* **Stated task**
Pull out each line of the data that includes the word "JSON".

Data items:
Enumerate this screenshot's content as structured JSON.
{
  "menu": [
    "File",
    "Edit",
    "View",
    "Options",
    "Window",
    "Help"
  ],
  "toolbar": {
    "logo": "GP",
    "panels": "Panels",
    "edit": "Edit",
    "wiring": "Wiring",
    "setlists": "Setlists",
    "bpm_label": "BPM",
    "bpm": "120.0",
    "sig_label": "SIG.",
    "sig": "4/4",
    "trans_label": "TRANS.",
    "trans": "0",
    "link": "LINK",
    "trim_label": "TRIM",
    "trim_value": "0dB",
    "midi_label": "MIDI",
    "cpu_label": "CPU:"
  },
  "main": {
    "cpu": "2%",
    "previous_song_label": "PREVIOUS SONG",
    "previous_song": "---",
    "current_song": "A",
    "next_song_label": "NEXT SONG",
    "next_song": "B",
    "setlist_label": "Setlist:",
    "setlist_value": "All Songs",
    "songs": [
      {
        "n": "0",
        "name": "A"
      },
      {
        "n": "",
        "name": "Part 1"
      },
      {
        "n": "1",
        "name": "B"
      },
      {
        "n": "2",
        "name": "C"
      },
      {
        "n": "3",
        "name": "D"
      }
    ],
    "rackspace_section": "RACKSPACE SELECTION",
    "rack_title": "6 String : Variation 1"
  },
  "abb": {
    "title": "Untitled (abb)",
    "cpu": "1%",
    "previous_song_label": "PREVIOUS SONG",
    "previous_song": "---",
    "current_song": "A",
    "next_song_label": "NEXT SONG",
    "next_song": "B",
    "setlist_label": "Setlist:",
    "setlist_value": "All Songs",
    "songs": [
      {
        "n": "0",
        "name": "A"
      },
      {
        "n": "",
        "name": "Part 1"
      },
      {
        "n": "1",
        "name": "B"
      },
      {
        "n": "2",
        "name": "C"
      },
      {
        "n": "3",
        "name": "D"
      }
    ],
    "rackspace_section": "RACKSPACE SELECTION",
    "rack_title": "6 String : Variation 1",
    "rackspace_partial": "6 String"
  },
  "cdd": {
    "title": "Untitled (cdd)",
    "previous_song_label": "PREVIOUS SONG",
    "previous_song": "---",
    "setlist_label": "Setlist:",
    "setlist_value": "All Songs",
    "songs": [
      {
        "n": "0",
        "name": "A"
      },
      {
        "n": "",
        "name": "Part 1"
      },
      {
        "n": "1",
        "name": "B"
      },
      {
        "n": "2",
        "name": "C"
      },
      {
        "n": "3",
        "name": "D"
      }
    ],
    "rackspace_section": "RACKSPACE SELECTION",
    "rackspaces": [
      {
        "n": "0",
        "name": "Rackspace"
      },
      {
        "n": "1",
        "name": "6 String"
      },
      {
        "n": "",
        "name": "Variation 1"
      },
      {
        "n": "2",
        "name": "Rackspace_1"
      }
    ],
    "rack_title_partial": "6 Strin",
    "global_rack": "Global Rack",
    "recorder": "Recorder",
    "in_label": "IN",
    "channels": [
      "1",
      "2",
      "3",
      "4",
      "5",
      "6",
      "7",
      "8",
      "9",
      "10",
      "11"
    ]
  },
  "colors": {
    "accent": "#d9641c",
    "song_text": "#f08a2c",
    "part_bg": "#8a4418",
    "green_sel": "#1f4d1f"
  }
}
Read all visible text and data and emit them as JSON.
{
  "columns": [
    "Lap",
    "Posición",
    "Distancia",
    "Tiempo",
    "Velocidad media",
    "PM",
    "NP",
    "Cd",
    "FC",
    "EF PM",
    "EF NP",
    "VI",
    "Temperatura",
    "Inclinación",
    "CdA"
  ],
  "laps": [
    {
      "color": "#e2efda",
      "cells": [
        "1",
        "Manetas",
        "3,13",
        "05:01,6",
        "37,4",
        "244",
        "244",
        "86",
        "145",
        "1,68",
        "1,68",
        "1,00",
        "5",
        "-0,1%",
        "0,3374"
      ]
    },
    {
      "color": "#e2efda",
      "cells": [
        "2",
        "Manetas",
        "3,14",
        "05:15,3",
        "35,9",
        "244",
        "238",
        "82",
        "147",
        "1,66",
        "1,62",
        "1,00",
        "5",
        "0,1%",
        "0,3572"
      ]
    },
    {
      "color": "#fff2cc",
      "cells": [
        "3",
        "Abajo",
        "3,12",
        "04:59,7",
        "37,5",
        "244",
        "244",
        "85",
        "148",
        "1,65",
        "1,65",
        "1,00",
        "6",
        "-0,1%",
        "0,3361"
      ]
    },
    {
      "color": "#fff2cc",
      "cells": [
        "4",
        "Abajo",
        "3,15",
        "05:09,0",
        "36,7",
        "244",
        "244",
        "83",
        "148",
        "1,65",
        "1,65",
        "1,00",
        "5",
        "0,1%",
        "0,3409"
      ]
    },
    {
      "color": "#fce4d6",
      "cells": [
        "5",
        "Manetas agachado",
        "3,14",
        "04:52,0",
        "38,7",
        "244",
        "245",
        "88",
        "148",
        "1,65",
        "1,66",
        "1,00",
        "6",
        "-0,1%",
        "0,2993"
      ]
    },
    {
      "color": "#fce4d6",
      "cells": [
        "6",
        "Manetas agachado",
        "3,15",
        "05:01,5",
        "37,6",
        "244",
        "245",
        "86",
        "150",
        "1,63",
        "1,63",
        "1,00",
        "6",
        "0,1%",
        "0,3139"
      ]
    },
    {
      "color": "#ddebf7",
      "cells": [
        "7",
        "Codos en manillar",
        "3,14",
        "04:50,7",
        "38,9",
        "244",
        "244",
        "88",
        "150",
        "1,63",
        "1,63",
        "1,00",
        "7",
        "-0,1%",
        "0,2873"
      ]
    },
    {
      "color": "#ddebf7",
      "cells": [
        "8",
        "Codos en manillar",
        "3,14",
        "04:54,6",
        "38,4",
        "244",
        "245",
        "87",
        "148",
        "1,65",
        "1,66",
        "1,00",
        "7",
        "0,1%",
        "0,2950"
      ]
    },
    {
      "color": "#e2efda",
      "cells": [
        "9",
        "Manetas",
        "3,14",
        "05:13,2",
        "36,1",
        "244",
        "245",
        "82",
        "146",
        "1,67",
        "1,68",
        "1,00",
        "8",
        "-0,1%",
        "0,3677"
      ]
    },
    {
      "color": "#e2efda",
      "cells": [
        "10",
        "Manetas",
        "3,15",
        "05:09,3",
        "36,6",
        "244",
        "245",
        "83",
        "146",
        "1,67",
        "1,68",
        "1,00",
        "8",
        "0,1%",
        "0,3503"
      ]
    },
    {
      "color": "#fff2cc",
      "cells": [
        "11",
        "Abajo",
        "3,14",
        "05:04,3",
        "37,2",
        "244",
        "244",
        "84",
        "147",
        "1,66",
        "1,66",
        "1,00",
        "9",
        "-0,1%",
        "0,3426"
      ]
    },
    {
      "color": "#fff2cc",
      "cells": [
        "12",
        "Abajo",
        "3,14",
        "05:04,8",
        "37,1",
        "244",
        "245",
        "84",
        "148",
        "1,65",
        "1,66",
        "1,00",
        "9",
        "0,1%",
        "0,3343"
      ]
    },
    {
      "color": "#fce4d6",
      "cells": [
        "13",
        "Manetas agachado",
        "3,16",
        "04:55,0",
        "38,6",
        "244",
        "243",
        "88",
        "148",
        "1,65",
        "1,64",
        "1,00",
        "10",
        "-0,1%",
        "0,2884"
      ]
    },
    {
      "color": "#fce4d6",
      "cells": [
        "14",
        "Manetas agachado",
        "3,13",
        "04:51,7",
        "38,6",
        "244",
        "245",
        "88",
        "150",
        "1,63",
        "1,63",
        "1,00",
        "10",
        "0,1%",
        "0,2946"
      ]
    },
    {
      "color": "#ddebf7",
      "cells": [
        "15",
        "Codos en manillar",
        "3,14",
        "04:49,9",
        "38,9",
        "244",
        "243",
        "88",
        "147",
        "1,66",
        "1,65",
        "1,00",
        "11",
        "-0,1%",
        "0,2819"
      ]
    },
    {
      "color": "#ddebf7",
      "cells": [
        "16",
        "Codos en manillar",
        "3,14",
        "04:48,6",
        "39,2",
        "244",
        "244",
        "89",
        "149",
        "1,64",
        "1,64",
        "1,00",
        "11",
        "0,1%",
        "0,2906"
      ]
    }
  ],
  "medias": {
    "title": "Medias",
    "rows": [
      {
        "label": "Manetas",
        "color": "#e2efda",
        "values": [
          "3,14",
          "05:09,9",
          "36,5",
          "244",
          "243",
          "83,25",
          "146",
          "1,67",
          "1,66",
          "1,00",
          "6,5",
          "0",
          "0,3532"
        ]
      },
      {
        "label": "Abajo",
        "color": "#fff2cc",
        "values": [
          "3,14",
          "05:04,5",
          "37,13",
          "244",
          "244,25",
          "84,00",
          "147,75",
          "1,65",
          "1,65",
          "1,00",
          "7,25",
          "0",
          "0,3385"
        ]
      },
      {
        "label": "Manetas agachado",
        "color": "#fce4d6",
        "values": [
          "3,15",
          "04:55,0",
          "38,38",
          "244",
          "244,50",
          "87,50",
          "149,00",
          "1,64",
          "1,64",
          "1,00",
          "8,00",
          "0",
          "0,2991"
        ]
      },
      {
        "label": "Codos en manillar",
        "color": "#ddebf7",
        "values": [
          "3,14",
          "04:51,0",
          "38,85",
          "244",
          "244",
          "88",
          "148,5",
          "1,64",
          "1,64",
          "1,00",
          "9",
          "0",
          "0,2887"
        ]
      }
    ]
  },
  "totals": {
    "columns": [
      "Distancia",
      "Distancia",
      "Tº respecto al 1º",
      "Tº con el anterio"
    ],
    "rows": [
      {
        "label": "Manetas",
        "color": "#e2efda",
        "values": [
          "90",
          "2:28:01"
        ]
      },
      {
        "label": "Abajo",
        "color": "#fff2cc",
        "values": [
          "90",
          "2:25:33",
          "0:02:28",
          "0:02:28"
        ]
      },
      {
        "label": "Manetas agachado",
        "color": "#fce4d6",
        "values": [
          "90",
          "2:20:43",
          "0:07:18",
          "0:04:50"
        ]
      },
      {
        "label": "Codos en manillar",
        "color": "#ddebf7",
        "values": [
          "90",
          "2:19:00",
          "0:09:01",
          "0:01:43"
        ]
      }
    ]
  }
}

* **Finished task**
Enumerate this screenshot's content as structured JSON.
Read all visible text and data and emit them as JSON.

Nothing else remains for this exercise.